## begin RECORDS TO PROCESS
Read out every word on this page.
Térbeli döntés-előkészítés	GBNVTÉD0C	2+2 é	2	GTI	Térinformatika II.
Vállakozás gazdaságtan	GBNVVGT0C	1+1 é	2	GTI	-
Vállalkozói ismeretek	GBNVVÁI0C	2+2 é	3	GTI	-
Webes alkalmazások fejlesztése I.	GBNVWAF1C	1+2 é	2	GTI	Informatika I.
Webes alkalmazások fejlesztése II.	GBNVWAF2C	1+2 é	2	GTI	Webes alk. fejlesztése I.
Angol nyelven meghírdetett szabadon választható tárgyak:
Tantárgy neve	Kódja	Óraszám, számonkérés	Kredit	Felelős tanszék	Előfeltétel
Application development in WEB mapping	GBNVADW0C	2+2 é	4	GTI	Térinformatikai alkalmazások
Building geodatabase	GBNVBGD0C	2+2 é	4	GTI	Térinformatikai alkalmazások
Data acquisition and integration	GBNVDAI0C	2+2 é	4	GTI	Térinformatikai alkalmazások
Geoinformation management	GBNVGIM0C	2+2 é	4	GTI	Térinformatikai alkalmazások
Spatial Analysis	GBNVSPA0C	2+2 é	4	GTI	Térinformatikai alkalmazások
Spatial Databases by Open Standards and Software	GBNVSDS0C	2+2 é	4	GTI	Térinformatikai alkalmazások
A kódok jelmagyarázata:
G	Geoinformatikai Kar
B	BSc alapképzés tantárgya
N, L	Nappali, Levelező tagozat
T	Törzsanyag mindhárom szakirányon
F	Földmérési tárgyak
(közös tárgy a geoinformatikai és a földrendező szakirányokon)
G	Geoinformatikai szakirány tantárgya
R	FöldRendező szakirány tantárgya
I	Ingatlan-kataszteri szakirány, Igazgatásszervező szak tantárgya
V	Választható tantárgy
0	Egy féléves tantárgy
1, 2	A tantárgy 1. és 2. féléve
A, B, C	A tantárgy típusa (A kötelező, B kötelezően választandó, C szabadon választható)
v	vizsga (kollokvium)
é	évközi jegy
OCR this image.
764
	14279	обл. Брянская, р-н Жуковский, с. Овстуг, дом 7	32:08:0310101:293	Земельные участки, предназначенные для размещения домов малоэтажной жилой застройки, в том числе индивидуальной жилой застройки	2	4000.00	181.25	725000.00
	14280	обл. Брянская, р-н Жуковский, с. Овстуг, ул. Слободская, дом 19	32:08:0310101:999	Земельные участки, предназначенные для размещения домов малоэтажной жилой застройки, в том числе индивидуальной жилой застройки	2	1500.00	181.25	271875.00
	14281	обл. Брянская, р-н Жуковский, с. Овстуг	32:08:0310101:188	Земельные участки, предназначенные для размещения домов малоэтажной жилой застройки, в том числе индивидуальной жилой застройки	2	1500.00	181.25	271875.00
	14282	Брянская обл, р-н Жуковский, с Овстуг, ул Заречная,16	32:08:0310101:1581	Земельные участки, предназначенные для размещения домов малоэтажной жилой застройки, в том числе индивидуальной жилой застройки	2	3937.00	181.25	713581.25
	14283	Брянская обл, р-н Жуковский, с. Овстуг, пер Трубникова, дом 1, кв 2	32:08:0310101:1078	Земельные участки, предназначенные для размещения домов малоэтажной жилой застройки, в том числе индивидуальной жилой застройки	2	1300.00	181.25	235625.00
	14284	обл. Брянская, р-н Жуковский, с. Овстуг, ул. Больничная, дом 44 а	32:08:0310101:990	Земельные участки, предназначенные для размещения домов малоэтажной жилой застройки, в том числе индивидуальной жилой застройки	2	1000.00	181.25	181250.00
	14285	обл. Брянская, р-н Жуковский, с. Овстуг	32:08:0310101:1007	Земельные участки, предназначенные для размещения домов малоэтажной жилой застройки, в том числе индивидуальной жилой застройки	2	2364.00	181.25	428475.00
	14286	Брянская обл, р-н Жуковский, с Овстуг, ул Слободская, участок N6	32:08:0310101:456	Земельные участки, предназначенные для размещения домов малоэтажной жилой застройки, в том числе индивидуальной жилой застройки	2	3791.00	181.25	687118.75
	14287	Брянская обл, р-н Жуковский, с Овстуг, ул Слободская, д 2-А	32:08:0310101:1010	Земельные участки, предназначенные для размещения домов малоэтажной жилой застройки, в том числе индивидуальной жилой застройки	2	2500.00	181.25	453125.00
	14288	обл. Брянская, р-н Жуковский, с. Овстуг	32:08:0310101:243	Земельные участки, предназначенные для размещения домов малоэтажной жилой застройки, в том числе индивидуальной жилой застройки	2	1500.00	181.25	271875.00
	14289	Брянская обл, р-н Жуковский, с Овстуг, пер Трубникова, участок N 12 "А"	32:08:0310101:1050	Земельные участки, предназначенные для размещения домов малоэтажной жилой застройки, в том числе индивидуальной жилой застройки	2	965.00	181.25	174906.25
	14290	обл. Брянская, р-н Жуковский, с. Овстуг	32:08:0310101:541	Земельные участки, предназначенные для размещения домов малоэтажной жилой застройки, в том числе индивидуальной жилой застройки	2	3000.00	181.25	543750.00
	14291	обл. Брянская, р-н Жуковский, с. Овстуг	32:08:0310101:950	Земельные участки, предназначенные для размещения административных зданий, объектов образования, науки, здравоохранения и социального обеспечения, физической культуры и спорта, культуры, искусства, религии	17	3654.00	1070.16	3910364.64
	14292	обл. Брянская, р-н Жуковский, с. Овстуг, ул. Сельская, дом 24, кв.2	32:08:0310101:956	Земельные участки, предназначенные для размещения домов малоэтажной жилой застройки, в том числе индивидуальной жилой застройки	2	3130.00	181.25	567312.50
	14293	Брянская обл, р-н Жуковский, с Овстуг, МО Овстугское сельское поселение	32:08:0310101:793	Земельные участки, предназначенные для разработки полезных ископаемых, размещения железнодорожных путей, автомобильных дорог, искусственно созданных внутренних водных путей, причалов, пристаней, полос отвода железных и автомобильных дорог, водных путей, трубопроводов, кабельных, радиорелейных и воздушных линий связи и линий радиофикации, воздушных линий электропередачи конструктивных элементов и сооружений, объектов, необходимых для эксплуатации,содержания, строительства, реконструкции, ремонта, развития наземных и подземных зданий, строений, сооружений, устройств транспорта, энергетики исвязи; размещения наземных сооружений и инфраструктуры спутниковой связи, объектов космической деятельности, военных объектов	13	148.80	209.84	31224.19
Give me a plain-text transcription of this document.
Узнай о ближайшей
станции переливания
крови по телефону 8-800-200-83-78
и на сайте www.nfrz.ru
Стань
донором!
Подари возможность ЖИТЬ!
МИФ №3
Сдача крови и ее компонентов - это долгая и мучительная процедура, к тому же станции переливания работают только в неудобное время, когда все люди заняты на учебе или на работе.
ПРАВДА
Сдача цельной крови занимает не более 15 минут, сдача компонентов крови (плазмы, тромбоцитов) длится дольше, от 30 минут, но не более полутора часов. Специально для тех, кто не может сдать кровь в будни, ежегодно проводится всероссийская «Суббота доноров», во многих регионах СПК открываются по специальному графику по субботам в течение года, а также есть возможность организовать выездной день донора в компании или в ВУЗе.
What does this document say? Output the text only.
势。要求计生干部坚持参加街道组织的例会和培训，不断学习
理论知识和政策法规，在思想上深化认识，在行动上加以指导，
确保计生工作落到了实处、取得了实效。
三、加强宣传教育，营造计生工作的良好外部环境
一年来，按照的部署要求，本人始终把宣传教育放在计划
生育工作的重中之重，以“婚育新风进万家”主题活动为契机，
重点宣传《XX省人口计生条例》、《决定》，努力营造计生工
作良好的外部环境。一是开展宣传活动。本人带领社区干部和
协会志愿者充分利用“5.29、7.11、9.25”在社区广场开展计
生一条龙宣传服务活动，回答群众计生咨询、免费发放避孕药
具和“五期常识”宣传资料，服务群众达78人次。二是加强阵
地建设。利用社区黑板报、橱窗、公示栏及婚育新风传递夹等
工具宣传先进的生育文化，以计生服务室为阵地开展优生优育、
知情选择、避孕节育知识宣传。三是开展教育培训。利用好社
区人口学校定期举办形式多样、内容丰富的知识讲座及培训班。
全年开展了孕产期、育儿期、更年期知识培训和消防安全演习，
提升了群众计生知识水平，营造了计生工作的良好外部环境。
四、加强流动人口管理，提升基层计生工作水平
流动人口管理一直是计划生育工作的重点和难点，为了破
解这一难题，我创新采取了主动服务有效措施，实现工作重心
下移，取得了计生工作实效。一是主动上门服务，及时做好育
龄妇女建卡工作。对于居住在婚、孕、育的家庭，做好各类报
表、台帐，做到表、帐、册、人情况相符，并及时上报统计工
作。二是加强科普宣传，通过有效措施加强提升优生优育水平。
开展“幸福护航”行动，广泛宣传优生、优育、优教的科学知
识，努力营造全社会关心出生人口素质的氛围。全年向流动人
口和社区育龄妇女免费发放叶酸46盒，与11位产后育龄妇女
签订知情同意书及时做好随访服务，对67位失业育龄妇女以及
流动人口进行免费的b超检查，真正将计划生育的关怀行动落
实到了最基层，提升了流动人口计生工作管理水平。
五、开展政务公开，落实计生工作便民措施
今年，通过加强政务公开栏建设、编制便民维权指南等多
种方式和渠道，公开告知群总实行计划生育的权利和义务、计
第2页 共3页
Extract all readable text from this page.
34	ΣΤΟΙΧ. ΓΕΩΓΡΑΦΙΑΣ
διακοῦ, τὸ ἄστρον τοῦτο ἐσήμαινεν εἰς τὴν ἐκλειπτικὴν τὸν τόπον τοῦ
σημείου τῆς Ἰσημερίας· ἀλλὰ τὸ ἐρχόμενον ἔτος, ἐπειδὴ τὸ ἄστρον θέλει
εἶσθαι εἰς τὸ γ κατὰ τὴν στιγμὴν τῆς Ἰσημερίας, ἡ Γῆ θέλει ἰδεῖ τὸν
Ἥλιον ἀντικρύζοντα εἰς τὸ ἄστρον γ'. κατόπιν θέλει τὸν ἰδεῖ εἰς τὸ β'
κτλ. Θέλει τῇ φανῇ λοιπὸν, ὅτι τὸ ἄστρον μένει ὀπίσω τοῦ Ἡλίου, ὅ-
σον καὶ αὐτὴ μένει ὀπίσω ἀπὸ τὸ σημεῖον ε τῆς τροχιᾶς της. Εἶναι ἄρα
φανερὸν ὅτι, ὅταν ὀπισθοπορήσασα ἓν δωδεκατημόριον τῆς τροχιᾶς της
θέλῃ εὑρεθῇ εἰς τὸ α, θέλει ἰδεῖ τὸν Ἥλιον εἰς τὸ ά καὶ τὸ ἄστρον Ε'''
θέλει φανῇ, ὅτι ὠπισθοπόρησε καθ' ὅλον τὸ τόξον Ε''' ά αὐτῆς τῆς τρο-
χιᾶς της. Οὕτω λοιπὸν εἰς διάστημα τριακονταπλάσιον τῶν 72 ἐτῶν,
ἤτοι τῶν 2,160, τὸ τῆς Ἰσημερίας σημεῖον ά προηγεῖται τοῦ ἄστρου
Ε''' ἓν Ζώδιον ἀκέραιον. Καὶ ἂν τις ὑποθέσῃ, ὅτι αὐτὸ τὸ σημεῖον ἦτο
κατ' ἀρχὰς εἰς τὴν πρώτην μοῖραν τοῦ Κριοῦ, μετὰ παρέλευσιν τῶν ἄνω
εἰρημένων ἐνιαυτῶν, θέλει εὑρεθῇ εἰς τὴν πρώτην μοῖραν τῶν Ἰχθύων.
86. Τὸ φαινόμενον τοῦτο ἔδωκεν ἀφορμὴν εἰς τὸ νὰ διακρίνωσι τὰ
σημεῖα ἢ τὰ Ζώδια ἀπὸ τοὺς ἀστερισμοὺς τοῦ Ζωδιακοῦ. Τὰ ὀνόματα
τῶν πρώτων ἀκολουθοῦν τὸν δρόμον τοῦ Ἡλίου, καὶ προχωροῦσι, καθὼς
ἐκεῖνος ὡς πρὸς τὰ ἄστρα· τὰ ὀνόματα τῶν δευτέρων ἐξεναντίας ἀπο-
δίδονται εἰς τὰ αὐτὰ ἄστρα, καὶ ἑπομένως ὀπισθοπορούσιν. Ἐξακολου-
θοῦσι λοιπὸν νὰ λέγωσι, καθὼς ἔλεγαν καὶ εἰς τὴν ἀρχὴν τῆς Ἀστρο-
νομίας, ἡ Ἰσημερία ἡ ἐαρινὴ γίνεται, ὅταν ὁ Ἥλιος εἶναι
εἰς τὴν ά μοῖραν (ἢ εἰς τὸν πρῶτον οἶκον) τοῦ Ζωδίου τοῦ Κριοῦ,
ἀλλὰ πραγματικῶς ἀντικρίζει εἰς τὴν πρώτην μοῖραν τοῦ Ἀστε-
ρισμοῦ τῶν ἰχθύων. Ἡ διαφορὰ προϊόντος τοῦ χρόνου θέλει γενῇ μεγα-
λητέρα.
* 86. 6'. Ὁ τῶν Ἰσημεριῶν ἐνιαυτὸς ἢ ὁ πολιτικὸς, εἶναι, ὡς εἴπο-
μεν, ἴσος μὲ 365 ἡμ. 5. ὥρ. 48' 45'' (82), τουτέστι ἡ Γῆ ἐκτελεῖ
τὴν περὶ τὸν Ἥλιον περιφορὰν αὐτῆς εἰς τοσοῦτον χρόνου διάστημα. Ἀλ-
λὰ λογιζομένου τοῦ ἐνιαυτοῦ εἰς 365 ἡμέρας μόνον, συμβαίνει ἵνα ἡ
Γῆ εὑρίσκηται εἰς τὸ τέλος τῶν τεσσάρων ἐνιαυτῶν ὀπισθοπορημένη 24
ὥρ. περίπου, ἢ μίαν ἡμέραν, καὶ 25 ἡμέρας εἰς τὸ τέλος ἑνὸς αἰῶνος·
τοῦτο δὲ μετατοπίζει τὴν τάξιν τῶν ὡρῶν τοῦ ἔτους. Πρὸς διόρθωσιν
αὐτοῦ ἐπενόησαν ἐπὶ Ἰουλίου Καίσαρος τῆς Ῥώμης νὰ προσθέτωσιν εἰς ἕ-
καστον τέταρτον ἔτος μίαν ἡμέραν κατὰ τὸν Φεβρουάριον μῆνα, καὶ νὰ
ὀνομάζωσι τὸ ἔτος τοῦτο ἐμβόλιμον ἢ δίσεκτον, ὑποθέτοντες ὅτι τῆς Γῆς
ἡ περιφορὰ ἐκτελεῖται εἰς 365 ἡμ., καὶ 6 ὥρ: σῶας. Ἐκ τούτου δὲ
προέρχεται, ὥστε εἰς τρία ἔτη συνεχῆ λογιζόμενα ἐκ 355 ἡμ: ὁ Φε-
## end RECORDS TO PROCESS
> _REQUIRED WORK_
List all lines from the entries that include the word "станции".

> _SOLUTION FOR THIS TASK_
станции переливания
Сдача крови и ее компонентов - это долгая и мучительная процедура, к тому же станции переливания работают только в неудобное время, когда все люди заняты на учебе или на работе.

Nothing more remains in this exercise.